▶ Exercise prompt
Review the material line by line. Identify and copy every line that contains the string "Accuracy".

(Excerpts from a figure dataset)
☆ ☆ ☆ ☆ ☆ ☆ ☆
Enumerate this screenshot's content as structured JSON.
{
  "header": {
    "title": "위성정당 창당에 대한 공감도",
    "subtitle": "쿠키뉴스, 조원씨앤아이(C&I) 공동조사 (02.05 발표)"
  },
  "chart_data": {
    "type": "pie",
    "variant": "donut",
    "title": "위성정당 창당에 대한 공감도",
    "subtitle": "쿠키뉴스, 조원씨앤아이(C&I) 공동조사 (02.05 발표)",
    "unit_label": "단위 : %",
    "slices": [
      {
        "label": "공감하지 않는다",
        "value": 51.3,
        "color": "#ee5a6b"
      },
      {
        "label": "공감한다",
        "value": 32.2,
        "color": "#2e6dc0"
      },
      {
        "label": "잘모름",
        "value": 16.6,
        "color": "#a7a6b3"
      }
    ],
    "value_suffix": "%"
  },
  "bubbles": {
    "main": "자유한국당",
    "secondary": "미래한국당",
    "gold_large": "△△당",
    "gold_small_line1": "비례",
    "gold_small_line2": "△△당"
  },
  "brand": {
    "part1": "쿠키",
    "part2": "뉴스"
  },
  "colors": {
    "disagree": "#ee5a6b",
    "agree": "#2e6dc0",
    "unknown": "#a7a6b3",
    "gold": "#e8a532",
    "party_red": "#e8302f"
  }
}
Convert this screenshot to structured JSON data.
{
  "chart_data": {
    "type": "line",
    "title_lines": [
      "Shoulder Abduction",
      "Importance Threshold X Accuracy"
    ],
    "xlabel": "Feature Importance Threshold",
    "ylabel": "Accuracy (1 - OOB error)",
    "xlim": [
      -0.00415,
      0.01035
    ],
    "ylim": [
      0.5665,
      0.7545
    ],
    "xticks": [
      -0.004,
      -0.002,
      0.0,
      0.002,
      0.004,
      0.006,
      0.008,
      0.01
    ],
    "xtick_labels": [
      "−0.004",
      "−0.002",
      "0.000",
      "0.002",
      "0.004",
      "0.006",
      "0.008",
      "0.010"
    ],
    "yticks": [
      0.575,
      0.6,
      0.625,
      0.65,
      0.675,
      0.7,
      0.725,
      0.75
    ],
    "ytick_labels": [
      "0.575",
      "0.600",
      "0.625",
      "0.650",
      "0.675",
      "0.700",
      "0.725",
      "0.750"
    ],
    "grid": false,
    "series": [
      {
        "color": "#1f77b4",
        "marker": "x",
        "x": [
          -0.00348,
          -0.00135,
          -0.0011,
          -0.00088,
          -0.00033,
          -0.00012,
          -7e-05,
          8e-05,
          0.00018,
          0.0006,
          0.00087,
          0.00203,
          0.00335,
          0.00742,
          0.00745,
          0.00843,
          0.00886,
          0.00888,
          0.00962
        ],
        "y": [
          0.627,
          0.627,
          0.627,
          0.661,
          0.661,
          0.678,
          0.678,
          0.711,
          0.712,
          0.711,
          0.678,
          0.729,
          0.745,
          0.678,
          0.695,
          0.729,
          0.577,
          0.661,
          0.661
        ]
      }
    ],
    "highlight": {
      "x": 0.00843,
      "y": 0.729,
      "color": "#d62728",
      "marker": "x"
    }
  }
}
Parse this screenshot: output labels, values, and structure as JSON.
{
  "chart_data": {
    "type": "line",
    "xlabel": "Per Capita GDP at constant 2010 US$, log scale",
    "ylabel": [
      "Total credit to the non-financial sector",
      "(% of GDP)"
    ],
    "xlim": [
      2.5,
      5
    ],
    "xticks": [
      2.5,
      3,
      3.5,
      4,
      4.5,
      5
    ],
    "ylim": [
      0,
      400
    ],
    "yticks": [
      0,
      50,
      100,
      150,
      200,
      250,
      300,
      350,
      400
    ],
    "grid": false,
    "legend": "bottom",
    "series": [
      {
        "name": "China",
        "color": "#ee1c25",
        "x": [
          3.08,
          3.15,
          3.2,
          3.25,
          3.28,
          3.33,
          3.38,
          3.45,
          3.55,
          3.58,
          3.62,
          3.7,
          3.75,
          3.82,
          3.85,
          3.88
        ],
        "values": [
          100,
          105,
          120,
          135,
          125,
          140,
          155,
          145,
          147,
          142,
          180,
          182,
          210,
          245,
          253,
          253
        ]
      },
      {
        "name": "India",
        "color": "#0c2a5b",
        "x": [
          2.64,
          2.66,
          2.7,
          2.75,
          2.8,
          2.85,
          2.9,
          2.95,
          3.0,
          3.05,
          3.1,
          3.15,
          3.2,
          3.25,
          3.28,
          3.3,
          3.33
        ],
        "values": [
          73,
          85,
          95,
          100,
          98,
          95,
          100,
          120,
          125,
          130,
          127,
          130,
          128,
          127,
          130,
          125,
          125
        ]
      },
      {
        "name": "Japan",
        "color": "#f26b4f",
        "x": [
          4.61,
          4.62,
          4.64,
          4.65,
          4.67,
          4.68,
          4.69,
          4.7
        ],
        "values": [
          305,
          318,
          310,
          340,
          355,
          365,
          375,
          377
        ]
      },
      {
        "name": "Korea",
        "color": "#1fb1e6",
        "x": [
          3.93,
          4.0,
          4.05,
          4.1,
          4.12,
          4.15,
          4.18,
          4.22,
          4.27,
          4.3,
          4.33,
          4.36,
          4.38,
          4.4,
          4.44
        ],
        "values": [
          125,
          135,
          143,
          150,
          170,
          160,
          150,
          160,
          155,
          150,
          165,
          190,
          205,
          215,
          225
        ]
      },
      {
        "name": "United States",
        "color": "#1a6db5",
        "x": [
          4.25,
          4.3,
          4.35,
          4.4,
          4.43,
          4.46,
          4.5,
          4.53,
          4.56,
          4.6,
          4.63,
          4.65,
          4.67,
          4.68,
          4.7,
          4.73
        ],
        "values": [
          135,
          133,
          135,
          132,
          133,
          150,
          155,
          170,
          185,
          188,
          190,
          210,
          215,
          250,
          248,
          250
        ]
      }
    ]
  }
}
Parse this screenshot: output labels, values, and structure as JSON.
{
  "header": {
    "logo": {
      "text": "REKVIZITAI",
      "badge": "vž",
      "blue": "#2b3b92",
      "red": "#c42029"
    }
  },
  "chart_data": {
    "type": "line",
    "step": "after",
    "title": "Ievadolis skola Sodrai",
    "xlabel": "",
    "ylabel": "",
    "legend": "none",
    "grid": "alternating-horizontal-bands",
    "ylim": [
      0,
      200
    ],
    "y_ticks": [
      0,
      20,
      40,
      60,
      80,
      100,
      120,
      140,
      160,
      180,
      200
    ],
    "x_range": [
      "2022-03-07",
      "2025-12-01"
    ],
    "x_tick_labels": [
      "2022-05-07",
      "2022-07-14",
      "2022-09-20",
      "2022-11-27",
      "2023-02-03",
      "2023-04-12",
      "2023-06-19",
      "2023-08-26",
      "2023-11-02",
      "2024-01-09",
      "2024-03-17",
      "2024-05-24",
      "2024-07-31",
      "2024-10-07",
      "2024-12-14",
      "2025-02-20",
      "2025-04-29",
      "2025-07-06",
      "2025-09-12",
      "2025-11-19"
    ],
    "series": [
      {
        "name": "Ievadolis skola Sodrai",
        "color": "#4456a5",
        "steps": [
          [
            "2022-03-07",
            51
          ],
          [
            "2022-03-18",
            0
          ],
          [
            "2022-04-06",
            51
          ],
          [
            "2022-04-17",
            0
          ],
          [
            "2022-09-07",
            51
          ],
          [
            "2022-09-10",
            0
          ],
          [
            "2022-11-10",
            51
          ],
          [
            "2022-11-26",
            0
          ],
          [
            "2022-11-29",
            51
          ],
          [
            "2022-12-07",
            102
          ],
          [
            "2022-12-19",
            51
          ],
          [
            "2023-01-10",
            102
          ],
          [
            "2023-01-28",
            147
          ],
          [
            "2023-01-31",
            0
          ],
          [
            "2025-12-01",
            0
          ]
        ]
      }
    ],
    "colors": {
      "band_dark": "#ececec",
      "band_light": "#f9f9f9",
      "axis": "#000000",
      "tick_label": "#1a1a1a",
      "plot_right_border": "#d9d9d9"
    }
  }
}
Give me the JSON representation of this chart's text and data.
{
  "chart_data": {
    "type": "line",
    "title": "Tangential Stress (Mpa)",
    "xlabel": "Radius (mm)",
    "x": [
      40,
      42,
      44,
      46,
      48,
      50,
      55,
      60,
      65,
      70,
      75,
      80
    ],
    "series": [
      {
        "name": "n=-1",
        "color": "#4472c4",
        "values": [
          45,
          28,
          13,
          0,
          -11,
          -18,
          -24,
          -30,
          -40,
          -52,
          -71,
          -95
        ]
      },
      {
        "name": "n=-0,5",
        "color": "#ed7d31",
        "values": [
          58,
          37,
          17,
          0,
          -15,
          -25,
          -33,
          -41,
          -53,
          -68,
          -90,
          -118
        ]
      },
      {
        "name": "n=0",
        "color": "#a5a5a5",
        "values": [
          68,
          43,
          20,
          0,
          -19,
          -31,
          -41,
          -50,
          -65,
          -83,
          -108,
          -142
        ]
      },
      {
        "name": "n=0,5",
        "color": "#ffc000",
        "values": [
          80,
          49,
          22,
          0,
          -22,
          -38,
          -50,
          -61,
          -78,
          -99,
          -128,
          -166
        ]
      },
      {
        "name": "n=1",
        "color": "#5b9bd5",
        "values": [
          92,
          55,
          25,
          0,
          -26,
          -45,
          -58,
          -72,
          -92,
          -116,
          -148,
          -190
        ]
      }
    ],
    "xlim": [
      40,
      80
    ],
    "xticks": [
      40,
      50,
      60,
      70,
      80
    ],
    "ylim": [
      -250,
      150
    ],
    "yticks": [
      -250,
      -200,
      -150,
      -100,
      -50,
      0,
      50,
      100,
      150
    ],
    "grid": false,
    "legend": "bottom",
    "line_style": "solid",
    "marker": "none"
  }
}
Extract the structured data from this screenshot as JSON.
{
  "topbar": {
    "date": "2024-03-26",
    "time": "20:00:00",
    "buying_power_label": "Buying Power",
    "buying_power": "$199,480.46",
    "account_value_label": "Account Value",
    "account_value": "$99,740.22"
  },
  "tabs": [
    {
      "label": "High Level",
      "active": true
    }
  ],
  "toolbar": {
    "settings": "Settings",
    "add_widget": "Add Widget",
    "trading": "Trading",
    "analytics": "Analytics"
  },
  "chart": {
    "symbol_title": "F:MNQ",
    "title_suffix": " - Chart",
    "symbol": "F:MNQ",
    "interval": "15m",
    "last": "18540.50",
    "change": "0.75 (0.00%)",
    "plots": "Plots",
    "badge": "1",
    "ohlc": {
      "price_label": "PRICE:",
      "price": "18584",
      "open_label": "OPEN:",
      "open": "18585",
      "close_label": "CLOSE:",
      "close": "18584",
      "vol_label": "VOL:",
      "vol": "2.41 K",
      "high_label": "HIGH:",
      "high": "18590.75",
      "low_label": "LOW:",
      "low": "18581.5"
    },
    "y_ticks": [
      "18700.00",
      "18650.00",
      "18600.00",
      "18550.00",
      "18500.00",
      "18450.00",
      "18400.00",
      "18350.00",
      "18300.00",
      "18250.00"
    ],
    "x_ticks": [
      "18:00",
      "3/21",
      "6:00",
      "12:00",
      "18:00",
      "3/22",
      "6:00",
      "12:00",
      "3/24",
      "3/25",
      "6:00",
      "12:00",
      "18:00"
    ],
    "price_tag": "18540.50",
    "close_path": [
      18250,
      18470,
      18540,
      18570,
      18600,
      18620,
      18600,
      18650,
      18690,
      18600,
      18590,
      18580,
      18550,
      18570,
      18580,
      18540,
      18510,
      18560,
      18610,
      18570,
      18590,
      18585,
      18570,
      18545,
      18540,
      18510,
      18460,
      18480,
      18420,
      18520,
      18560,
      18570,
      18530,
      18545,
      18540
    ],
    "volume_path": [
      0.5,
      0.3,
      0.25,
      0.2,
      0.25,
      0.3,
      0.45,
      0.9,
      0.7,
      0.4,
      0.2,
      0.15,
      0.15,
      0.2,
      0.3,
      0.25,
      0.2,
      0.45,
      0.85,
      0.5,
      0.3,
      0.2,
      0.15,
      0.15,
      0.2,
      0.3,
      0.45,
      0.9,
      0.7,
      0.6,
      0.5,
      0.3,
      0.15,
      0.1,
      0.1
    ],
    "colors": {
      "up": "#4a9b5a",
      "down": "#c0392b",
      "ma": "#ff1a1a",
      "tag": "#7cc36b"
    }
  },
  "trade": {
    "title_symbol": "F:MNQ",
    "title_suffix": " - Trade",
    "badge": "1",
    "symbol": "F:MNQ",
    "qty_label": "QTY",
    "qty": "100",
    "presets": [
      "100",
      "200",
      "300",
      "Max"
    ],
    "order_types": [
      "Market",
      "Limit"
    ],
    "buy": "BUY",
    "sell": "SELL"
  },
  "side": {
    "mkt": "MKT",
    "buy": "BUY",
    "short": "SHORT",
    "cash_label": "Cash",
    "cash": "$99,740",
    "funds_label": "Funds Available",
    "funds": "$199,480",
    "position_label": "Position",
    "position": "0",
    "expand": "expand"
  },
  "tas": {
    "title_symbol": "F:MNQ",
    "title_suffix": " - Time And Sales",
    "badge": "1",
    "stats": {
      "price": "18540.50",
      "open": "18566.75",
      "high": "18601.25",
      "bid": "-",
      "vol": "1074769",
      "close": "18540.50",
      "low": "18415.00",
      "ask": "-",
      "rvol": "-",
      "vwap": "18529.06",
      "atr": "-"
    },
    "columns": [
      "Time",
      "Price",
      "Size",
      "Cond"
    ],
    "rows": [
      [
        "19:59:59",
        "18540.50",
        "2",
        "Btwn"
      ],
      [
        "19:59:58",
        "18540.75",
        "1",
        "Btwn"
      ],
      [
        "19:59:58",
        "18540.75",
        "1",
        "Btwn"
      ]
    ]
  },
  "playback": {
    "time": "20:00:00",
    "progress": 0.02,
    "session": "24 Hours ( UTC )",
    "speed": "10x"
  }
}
☆ ☆ ☆ ☆ ☆ ☆ ☆
▶ Result for this exercise
      "Importance Threshold X Accuracy"
    "ylabel": "Accuracy (1 - OOB error)",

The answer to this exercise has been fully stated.